§ **DIRECTIVE**
Examine the material below. Gather every line in which the string "text" appears.

§ **SUPPLIED RECORDS**
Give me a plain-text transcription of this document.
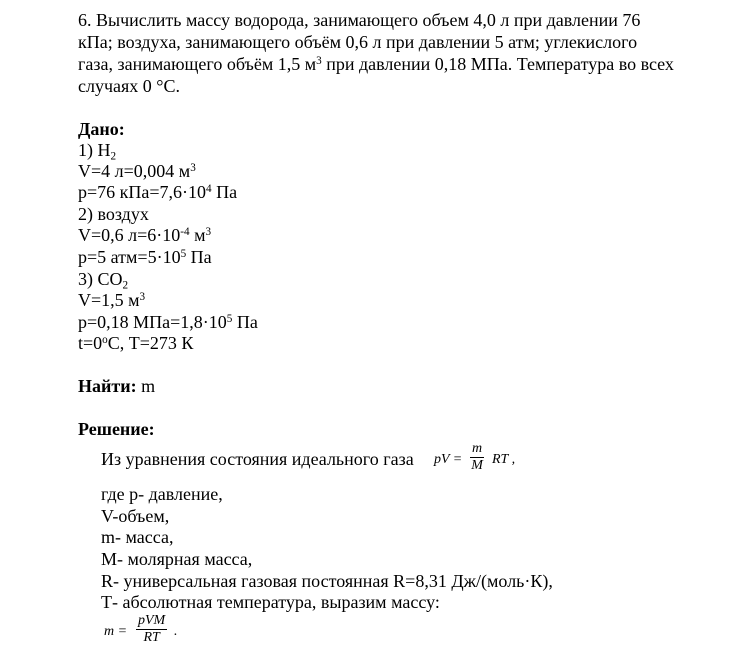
6. Вычислить массу водорода, занимающего объем 4,0 л при давлении 76
кПа; воздуха, занимающего объём 0,6 л при давлении 5 атм; углекислого
газа, занимающего объём 1,5 $м^3$ при давлении 0,18 МПа. Температура во всех
случаях 0 °С.
Дано:
1) $H_2$
V=4 л=0,004 $м^3$
р=76 $кПа=7,6\cdot 10^4$ Па
2) воздух
V=0,6 $л=6\cdot 10^{-4}$ $м^3$
р=5 $атм=5\cdot 10^5$ Па
3) $CO_2$
V=1,5 $м^3$
р=0,18 $МПа=1,8\cdot 10^5$ Па
$t=0^oС$, Т=273 К
Найти: m
Решение:
Из уравнения состояния идеального газа pV = $\frac{m}{M}$ RT ,
где р- давление,
V-объем,
m- масса,
М- молярная масса,
R- универсальная газовая постоянная R=8,31 Дж/(моль·К),
Т- абсолютная температура, выразим массу:
m =
pVM
RT	.
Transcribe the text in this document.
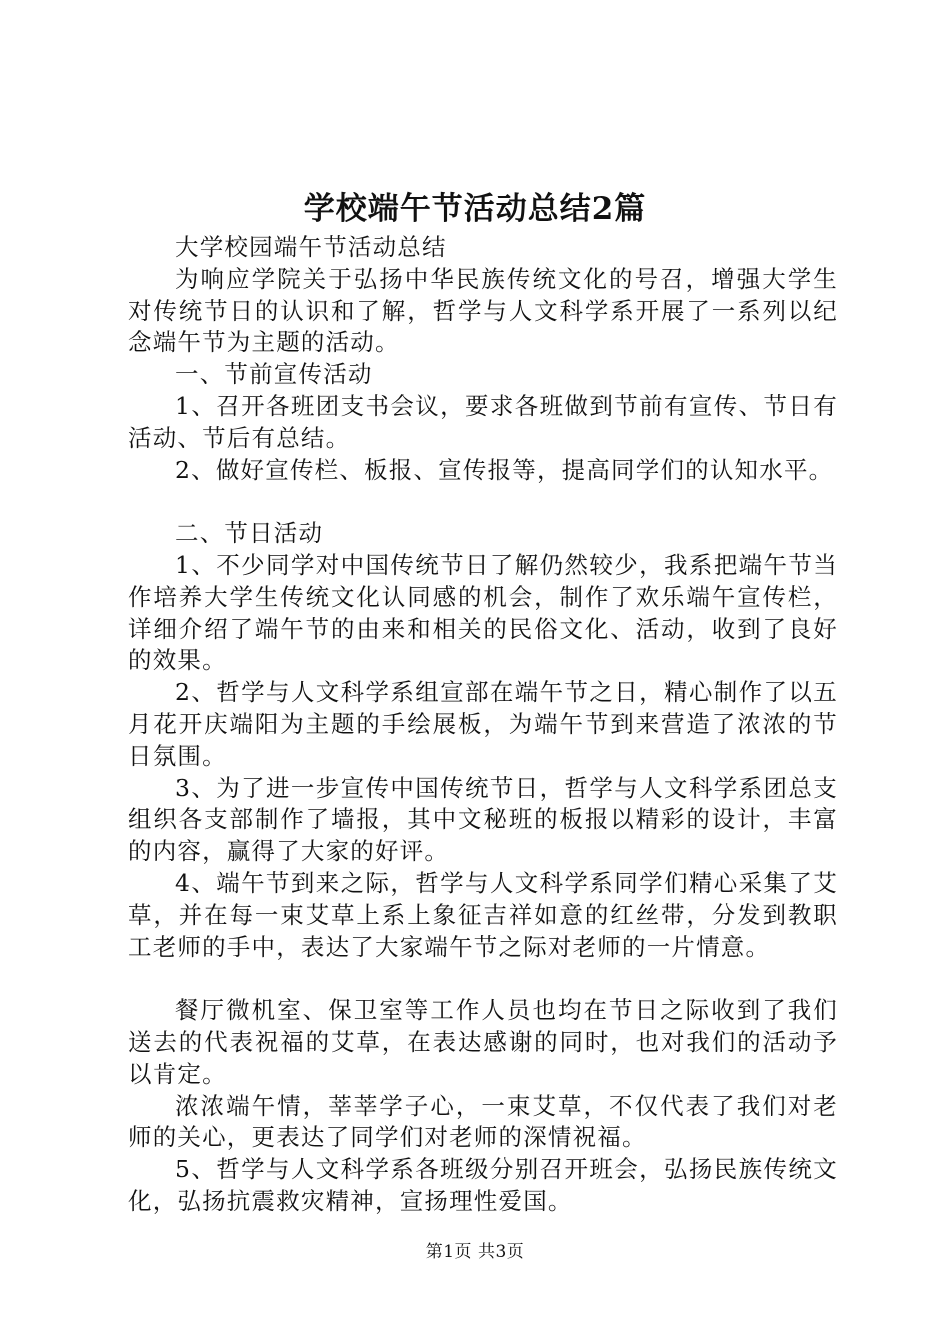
学校端午节活动总结2篇

大学校园端午节活动总结

为响应学院关于弘扬中华民族传统文化的号召，增强大学生对传统节日的认识和了解，哲学与人文科学系开展了一系列以纪念端午节为主题的活动。

一、节前宣传活动

1、召开各班团支书会议，要求各班做到节前有宣传、节日有活动、节后有总结。

2、做好宣传栏、板报、宣传报等，提高同学们的认知水平。

二、节日活动

1、不少同学对中国传统节日了解仍然较少，我系把端午节当作培养大学生传统文化认同感的机会，制作了欢乐端午宣传栏，详细介绍了端午节的由来和相关的民俗文化、活动，收到了良好的效果。

2、哲学与人文科学系组宣部在端午节之日，精心制作了以五月花开庆端阳为主题的手绘展板，为端午节到来营造了浓浓的节日氛围。

3、为了进一步宣传中国传统节日，哲学与人文科学系团总支组织各支部制作了墙报，其中文秘班的板报以精彩的设计，丰富的内容，赢得了大家的好评。

4、端午节到来之际，哲学与人文科学系同学们精心采集了艾草，并在每一束艾草上系上象征吉祥如意的红丝带，分发到教职工老师的手中，表达了大家端午节之际对老师的一片情意。

餐厅微机室、保卫室等工作人员也均在节日之际收到了我们送去的代表祝福的艾草，在表达感谢的同时，也对我们的活动予以肯定。

浓浓端午情，莘莘学子心，一束艾草，不仅代表了我们对老师的关心，更表达了同学们对老师的深情祝福。

5、哲学与人文科学系各班级分别召开班会，弘扬民族传统文化，弘扬抗震救灾精神，宣扬理性爱国。

第1页 共3页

§ **RESPONSE TO THIS TASK**
Give me a plain-text transcription of this document.
Transcribe the text in this document.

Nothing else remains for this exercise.